• Exercise goal
Copy each line of the entries that contains the word "Ctrl".

• Records contained in a dataset
• • •

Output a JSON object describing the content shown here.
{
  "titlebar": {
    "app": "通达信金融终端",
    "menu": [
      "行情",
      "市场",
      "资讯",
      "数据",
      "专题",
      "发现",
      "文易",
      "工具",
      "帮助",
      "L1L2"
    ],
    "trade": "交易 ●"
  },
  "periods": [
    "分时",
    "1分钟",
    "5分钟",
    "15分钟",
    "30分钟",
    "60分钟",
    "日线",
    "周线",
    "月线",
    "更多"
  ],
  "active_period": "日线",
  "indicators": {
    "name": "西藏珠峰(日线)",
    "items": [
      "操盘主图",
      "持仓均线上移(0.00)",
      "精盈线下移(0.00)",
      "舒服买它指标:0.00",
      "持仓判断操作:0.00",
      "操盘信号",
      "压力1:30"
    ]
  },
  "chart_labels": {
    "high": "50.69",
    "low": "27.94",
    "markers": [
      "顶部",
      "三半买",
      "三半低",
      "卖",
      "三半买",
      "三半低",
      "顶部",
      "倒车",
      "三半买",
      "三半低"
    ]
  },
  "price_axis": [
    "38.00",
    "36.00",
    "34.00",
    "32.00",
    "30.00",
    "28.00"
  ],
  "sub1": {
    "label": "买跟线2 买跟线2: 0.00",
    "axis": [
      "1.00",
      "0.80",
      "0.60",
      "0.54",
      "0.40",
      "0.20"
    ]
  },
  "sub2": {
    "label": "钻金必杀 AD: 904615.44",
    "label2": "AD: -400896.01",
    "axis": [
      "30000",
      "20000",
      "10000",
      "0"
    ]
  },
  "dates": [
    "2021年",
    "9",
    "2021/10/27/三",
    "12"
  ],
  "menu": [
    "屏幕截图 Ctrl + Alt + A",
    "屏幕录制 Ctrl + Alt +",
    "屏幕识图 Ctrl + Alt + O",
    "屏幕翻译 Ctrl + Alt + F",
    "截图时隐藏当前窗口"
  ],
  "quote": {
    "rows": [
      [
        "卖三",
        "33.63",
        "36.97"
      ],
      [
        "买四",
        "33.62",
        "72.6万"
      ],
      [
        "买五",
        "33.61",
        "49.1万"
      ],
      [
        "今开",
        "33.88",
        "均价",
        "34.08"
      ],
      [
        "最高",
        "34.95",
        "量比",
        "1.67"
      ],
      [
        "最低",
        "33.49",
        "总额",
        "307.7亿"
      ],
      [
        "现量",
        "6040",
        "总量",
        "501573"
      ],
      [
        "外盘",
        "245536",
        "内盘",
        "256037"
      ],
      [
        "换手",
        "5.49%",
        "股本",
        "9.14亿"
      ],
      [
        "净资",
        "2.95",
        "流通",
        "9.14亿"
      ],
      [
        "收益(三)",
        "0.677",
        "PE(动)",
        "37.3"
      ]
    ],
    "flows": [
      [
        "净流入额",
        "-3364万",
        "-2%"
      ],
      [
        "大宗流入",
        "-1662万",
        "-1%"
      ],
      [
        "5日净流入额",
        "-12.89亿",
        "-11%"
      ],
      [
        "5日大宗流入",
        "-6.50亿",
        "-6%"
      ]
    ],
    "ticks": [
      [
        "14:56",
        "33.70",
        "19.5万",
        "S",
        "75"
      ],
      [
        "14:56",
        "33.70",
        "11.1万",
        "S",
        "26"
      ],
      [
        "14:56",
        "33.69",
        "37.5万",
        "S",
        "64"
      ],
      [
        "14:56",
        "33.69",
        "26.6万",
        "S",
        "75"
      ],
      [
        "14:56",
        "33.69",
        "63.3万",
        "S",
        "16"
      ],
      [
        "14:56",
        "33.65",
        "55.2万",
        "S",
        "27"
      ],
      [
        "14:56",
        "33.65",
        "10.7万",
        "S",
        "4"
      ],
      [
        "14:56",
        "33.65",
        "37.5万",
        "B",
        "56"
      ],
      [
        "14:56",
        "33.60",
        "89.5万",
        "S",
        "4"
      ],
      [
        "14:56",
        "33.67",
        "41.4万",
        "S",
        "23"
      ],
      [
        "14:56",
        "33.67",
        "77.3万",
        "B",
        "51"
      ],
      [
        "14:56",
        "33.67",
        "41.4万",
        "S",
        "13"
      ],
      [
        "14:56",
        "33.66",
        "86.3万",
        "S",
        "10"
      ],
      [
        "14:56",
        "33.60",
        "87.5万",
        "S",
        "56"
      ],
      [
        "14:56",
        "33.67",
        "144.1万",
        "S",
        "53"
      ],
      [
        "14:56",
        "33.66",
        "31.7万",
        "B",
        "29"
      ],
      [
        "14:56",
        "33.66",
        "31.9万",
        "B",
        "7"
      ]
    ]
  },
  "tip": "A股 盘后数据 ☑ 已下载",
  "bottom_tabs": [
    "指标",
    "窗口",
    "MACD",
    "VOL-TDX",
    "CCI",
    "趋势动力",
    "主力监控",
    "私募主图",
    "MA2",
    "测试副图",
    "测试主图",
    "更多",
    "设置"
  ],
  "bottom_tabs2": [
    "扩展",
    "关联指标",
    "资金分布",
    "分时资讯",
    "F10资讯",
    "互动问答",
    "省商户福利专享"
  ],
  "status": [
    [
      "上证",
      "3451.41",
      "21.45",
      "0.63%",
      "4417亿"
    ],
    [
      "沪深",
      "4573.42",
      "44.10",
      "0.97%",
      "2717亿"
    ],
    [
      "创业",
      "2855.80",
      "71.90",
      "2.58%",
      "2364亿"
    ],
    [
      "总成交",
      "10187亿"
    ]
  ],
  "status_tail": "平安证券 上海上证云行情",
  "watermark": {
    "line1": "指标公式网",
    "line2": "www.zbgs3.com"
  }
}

• • •

• Solution to this task
    "屏幕截图 Ctrl + Alt + A",
    "屏幕录制 Ctrl + Alt +",
    "屏幕识图 Ctrl + Alt + O",
    "屏幕翻译 Ctrl + Alt + F",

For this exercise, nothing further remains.